### Objective
Pick out every line holding the string "Number" and copy it.

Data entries
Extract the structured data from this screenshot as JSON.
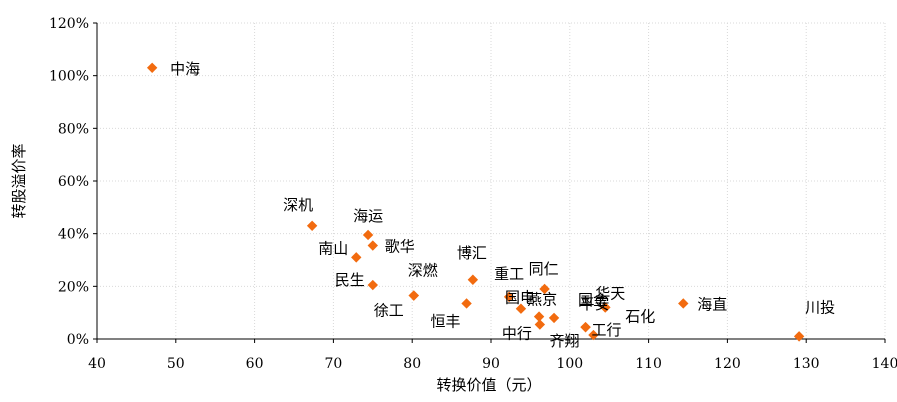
{
  "chart_data": {
    "type": "scatter",
    "title": "",
    "xlabel": "转换价值（元）",
    "ylabel": "转股溢价率",
    "xlim": [
      40,
      140
    ],
    "ylim": [
      0,
      1.2
    ],
    "x_ticks": [
      40,
      50,
      60,
      70,
      80,
      90,
      100,
      110,
      120,
      130,
      140
    ],
    "y_ticks": [
      0,
      0.2,
      0.4,
      0.6,
      0.8,
      1.0,
      1.2
    ],
    "x_tick_labels": [
      "40",
      "50",
      "60",
      "70",
      "80",
      "90",
      "100",
      "110",
      "120",
      "130",
      "140"
    ],
    "y_tick_labels": [
      "0%",
      "20%",
      "40%",
      "60%",
      "80%",
      "100%",
      "120%"
    ],
    "grid": true,
    "marker_color": "#f26b0f",
    "points": [
      {
        "label": "中海",
        "x": 47.0,
        "y": 1.03
      },
      {
        "label": "深机",
        "x": 67.3,
        "y": 0.43
      },
      {
        "label": "海运",
        "x": 74.4,
        "y": 0.395
      },
      {
        "label": "南山",
        "x": 72.9,
        "y": 0.31
      },
      {
        "label": "歌华",
        "x": 75.0,
        "y": 0.355
      },
      {
        "label": "民生",
        "x": 75.0,
        "y": 0.205
      },
      {
        "label": "深燃",
        "x": 80.2,
        "y": 0.165
      },
      {
        "label": "徐工",
        "x": 80.2,
        "y": 0.165
      },
      {
        "label": "博汇",
        "x": 87.7,
        "y": 0.225
      },
      {
        "label": "恒丰",
        "x": 86.9,
        "y": 0.135
      },
      {
        "label": "重工",
        "x": 92.3,
        "y": 0.16
      },
      {
        "label": "国电",
        "x": 93.8,
        "y": 0.115
      },
      {
        "label": "同仁",
        "x": 96.8,
        "y": 0.19
      },
      {
        "label": "中行",
        "x": 96.2,
        "y": 0.055
      },
      {
        "label": "燕京",
        "x": 96.1,
        "y": 0.085
      },
      {
        "label": "国金",
        "x": 98.0,
        "y": 0.08
      },
      {
        "label": "平安",
        "x": 102.0,
        "y": 0.045
      },
      {
        "label": "齐翔",
        "x": 102.0,
        "y": 0.045
      },
      {
        "label": "工行",
        "x": 103.0,
        "y": 0.015
      },
      {
        "label": "华天",
        "x": 104.5,
        "y": 0.12
      },
      {
        "label": "石化",
        "x": 104.5,
        "y": 0.12
      },
      {
        "label": "海直",
        "x": 114.4,
        "y": 0.135
      },
      {
        "label": "川投",
        "x": 129.1,
        "y": 0.01
      }
    ]
  }
}
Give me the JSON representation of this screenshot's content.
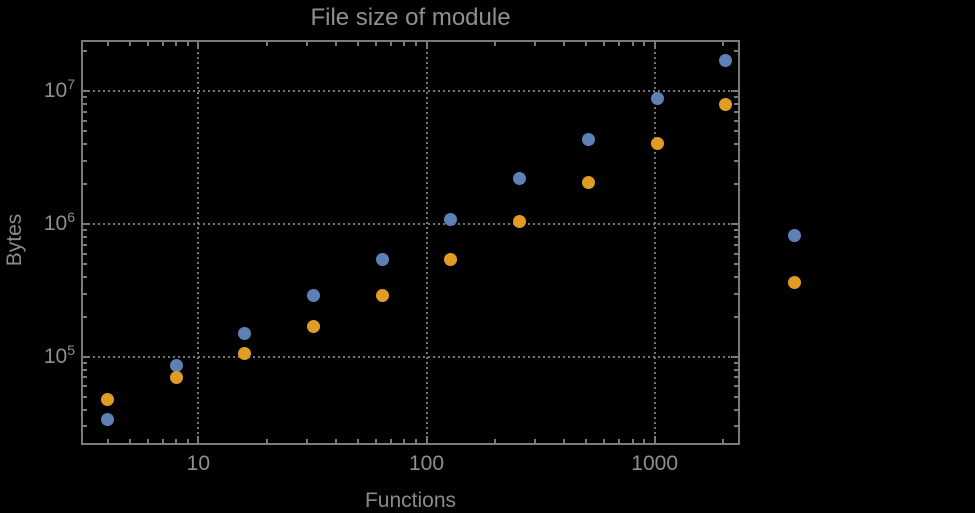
{
  "chart_data": {
    "type": "scatter",
    "title": "File size of module",
    "xlabel": "Functions",
    "ylabel": "Bytes",
    "xscale": "log",
    "yscale": "log",
    "xlim": [
      3.06,
      2366
    ],
    "ylim": [
      21700,
      24400000
    ],
    "grid": "dotted gray lines at major ticks, frame on all four sides, inward ticks",
    "legend": "none",
    "x_ticks": [
      {
        "v": 10,
        "label": "10"
      },
      {
        "v": 100,
        "label": "100"
      },
      {
        "v": 1000,
        "label": "1000"
      }
    ],
    "y_ticks": [
      {
        "v": 100000,
        "base": "10",
        "exp": "5"
      },
      {
        "v": 1000000,
        "base": "10",
        "exp": "6"
      },
      {
        "v": 10000000,
        "base": "10",
        "exp": "7"
      }
    ],
    "clip_points_to_frame": false,
    "marker_diameter_px": 13,
    "style": {
      "background": "#000000",
      "frame_color": "#7a7a7a",
      "grid_color": "#767676",
      "text_color": "#8f8f8f",
      "title_color": "#8f8f8f"
    },
    "series": [
      {
        "key": "blue",
        "color": "#5e81b5",
        "points": [
          [
            4,
            34000
          ],
          [
            8,
            86000
          ],
          [
            16,
            151000
          ],
          [
            32,
            288000
          ],
          [
            64,
            544000
          ],
          [
            128,
            1090000
          ],
          [
            256,
            2220000
          ],
          [
            512,
            4380000
          ],
          [
            1024,
            8770000
          ],
          [
            2048,
            17000000
          ],
          [
            4096,
            820000
          ]
        ]
      },
      {
        "key": "orange",
        "color": "#e19c24",
        "points": [
          [
            4,
            48000
          ],
          [
            8,
            70000
          ],
          [
            16,
            107000
          ],
          [
            32,
            169000
          ],
          [
            64,
            288000
          ],
          [
            128,
            538000
          ],
          [
            256,
            1040000
          ],
          [
            512,
            2050000
          ],
          [
            1024,
            4060000
          ],
          [
            2048,
            8040000
          ],
          [
            4096,
            363000
          ]
        ]
      }
    ]
  }
}
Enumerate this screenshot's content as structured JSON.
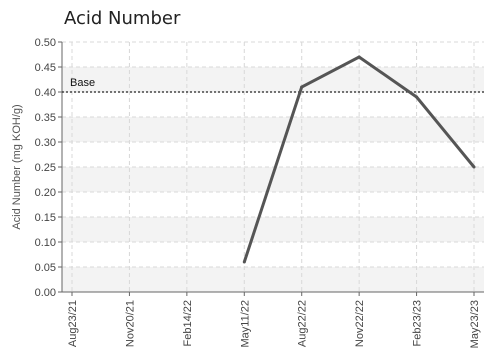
{
  "chart_data": {
    "type": "line",
    "title": "Acid Number",
    "ylabel": "Acid Number (mg KOH/g)",
    "xlabel": "",
    "ylim": [
      0,
      0.5
    ],
    "yticks": [
      "0.00",
      "0.05",
      "0.10",
      "0.15",
      "0.20",
      "0.25",
      "0.30",
      "0.35",
      "0.40",
      "0.45",
      "0.50"
    ],
    "categories": [
      "Aug23/21",
      "Nov20/21",
      "Feb14/22",
      "May11/22",
      "Aug22/22",
      "Nov22/22",
      "Feb23/23",
      "May23/23"
    ],
    "series": [
      {
        "values": [
          null,
          null,
          null,
          0.06,
          0.41,
          0.47,
          0.39,
          0.25
        ],
        "color": "#555555"
      }
    ],
    "baseline": {
      "label": "Base",
      "value": 0.4
    },
    "grid": true,
    "band_colors": [
      "#f3f3f3",
      "#ffffff"
    ]
  }
}
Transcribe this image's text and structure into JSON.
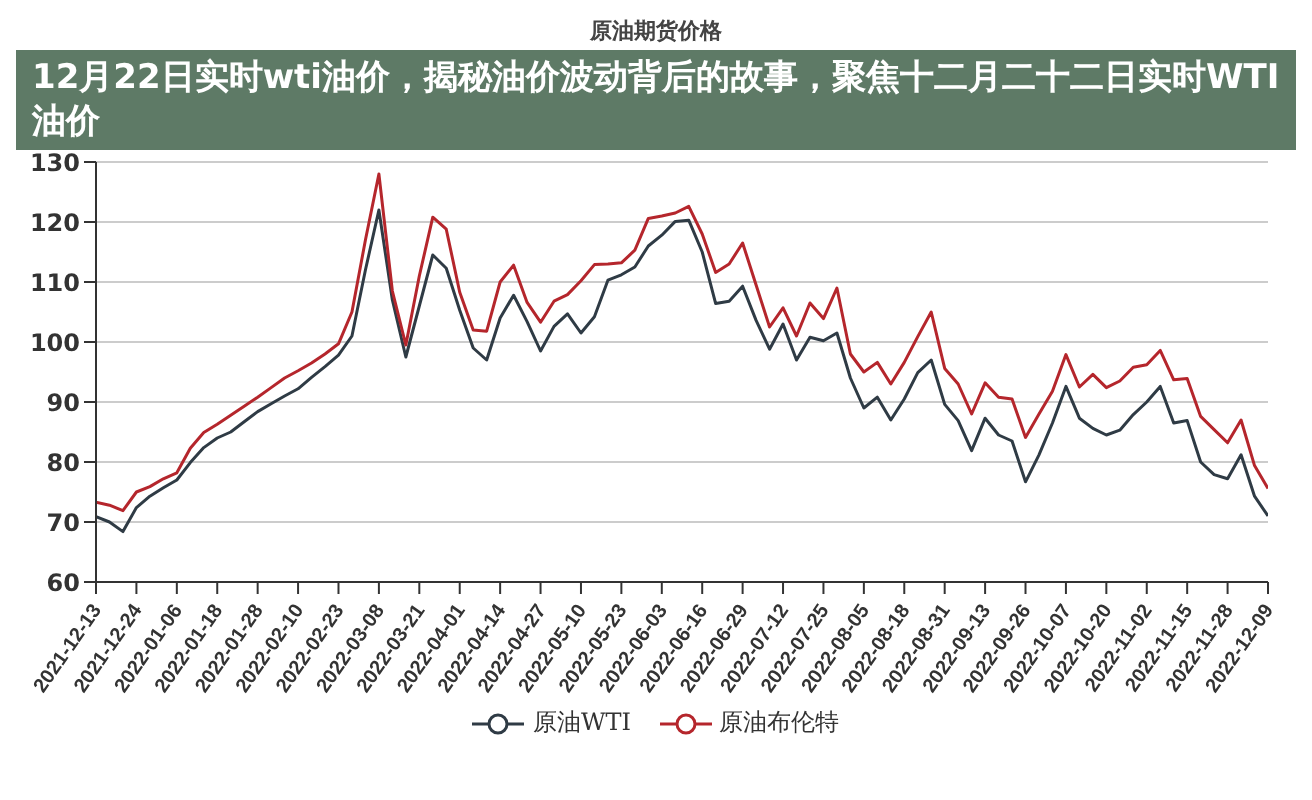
{
  "chart_data": {
    "type": "line",
    "title": "原油期货价格",
    "subtitle": "12月22日实时wti油价，揭秘油价波动背后的故事，聚焦十二月二十二日实时WTI油价",
    "categories": [
      "2021-12-13",
      null,
      null,
      "2021-12-24",
      null,
      null,
      "2022-01-06",
      null,
      null,
      "2022-01-18",
      null,
      null,
      "2022-01-28",
      null,
      null,
      "2022-02-10",
      null,
      null,
      "2022-02-23",
      null,
      null,
      "2022-03-08",
      null,
      null,
      "2022-03-21",
      null,
      null,
      "2022-04-01",
      null,
      null,
      "2022-04-14",
      null,
      null,
      "2022-04-27",
      null,
      null,
      "2022-05-10",
      null,
      null,
      "2022-05-23",
      null,
      null,
      "2022-06-03",
      null,
      null,
      "2022-06-16",
      null,
      null,
      "2022-06-29",
      null,
      null,
      "2022-07-12",
      null,
      null,
      "2022-07-25",
      null,
      null,
      "2022-08-05",
      null,
      null,
      "2022-08-18",
      null,
      null,
      "2022-08-31",
      null,
      null,
      "2022-09-13",
      null,
      null,
      "2022-09-26",
      null,
      null,
      "2022-10-07",
      null,
      null,
      "2022-10-20",
      null,
      null,
      "2022-11-02",
      null,
      null,
      "2022-11-15",
      null,
      null,
      "2022-11-28",
      null,
      null,
      "2022-12-09"
    ],
    "series": [
      {
        "name": "原油WTI",
        "color": "#2f3b45",
        "values": [
          70.9,
          70.0,
          68.4,
          72.4,
          74.3,
          75.7,
          77.0,
          79.9,
          82.4,
          84.0,
          85.0,
          86.7,
          88.4,
          89.7,
          91.0,
          92.2,
          94.1,
          95.9,
          97.8,
          101.0,
          112,
          122,
          107,
          97.5,
          106,
          114.5,
          112.3,
          105.3,
          99,
          97,
          104,
          107.8,
          103.4,
          98.5,
          102.6,
          104.7,
          101.5,
          104.2,
          110.3,
          111.2,
          112.5,
          116,
          117.8,
          120.1,
          120.3,
          115,
          106.4,
          106.8,
          109.3,
          103.6,
          98.8,
          103.0,
          97,
          100.8,
          100.2,
          101.5,
          94,
          89,
          90.8,
          87,
          90.5,
          94.9,
          97,
          89.6,
          86.9,
          81.9,
          87.3,
          84.5,
          83.5,
          76.7,
          81.2,
          86.5,
          92.6,
          87.3,
          85.6,
          84.5,
          85.3,
          87.9,
          90,
          92.6,
          86.5,
          86.9,
          80,
          77.9,
          77.2,
          81.2,
          74.3,
          71
        ]
      },
      {
        "name": "原油布伦特",
        "color": "#b5262c",
        "values": [
          73.3,
          72.8,
          71.9,
          75.0,
          75.9,
          77.2,
          78.2,
          82.3,
          84.9,
          86.3,
          87.8,
          89.3,
          90.8,
          92.4,
          94.0,
          95.2,
          96.5,
          98.0,
          99.7,
          105.0,
          117,
          128,
          108.5,
          99.5,
          111,
          120.8,
          118.8,
          108.3,
          102,
          101.8,
          110,
          112.8,
          106.6,
          103.3,
          106.8,
          107.9,
          110.2,
          112.9,
          113.0,
          113.2,
          115.3,
          120.6,
          121,
          121.5,
          122.6,
          118,
          111.6,
          113,
          116.5,
          109.5,
          102.5,
          105.7,
          101,
          106.5,
          103.9,
          109,
          98,
          95,
          96.6,
          93,
          96.6,
          100.9,
          105,
          95.6,
          93,
          88,
          93.2,
          90.8,
          90.5,
          84.1,
          88,
          91.8,
          97.9,
          92.5,
          94.6,
          92.4,
          93.5,
          95.8,
          96.2,
          98.6,
          93.7,
          93.9,
          87.6,
          85.4,
          83.2,
          87,
          79.4,
          75.6
        ]
      }
    ],
    "ylim": [
      60,
      130
    ],
    "yticks": [
      60,
      70,
      80,
      90,
      100,
      110,
      120,
      130
    ],
    "grid": "y",
    "legend": "bottom",
    "marker": "none",
    "line_style": "solid"
  }
}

### Full output
    "title": "Acid Number",
    "ylabel": "Acid Number (mg KOH/g)",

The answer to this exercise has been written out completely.